What to produce: Locate the word "this" in the material, then show every line that holds it.

*** Records for processing ***

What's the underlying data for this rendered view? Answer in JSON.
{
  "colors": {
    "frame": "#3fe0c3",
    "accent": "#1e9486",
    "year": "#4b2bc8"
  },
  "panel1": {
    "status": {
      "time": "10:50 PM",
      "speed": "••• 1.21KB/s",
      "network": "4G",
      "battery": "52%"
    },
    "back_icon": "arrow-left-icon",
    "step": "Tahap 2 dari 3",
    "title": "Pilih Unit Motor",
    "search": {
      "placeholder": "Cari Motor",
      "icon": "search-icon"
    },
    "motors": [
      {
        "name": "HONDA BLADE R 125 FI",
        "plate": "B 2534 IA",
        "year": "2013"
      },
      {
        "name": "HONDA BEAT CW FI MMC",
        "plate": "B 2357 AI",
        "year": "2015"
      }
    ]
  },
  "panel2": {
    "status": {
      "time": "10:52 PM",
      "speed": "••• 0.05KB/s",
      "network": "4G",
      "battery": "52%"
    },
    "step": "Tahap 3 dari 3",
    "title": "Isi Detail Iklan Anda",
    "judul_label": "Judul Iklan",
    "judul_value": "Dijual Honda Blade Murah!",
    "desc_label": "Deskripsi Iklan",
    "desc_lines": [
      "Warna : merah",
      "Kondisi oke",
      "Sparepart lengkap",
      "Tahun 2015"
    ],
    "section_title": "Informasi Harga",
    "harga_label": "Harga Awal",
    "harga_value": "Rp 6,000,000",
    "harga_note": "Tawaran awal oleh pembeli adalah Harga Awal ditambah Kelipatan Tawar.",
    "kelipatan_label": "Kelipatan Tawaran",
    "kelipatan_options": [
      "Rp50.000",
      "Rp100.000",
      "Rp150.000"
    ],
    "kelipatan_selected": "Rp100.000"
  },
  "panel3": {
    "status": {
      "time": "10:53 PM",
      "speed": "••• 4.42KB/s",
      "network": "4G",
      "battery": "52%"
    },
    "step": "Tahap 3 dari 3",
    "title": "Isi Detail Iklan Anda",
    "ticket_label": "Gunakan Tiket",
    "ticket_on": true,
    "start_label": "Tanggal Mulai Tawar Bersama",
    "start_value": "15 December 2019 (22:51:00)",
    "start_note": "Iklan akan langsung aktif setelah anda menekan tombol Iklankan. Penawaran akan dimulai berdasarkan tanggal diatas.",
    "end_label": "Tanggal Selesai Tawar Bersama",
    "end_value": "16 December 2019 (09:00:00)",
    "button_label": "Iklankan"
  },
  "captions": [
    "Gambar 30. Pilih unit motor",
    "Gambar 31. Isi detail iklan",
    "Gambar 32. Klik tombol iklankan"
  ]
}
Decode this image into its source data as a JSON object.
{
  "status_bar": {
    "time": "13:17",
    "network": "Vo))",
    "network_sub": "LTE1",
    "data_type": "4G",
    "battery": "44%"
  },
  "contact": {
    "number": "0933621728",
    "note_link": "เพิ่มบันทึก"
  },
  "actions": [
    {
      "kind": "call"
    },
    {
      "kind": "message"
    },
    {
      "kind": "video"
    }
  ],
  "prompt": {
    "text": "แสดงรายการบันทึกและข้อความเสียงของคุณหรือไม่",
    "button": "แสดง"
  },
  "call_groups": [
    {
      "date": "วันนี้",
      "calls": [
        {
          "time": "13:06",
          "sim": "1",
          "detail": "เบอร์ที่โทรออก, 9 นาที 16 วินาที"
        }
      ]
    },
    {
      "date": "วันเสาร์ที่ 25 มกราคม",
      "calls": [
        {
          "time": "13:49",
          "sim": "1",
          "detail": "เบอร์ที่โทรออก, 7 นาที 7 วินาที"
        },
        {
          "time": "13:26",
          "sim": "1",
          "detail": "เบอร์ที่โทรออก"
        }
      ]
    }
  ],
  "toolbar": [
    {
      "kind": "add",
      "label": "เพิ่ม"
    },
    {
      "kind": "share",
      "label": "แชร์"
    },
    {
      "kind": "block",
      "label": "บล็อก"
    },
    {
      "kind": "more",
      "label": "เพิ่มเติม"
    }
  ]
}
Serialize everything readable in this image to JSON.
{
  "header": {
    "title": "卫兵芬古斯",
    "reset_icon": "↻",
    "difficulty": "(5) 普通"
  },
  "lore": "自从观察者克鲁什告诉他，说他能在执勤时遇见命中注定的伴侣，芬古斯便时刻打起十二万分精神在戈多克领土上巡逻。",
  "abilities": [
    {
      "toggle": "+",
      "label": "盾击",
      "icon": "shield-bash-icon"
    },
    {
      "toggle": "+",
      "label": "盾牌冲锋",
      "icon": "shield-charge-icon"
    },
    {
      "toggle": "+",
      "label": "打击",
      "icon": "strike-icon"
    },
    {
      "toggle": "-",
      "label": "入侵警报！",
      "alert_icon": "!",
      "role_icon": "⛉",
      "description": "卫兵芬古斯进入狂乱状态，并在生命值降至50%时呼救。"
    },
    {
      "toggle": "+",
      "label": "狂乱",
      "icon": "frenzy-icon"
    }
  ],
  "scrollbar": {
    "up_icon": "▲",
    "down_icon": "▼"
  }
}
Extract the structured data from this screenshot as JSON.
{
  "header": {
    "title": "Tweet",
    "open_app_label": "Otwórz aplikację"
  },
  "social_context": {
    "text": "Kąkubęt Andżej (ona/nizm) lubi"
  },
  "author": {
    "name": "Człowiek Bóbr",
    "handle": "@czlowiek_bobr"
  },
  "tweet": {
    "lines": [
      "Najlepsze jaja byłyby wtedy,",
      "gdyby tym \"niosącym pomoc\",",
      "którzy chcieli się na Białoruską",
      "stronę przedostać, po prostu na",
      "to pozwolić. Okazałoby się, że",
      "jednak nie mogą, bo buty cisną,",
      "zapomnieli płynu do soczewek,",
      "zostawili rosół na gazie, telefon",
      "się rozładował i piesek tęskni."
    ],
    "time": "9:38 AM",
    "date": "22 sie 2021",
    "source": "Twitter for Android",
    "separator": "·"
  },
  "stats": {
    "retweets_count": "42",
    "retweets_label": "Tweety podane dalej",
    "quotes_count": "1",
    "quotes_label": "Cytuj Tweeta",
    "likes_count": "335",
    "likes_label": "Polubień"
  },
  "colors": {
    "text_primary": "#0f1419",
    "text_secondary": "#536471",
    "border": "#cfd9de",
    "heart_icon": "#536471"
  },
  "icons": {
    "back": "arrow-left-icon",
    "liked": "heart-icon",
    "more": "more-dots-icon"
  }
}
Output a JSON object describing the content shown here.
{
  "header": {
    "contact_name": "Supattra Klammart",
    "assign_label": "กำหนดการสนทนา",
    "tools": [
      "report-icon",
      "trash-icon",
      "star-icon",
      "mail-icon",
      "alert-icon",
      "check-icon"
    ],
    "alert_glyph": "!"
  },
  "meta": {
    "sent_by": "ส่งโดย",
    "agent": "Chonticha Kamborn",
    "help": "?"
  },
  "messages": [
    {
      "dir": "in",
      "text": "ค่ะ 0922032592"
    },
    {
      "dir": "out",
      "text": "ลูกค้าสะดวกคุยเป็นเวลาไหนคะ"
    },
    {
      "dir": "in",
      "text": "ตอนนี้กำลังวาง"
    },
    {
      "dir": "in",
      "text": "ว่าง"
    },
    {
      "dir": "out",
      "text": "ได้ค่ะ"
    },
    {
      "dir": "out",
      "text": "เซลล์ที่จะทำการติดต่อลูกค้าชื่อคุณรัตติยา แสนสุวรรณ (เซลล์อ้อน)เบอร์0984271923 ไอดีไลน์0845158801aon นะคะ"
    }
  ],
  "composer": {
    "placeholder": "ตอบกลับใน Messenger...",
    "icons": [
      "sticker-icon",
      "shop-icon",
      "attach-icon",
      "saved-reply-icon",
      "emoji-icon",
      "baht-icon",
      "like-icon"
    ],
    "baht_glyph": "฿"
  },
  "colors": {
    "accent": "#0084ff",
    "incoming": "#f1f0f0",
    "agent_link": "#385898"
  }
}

***

Reply:
What's the underlying data for this rendered view? Answer in JSON.
Decode this image into its source data as a JSON object.
Serialize everything readable in this image to JSON.
Extract the structured data from this screenshot as JSON.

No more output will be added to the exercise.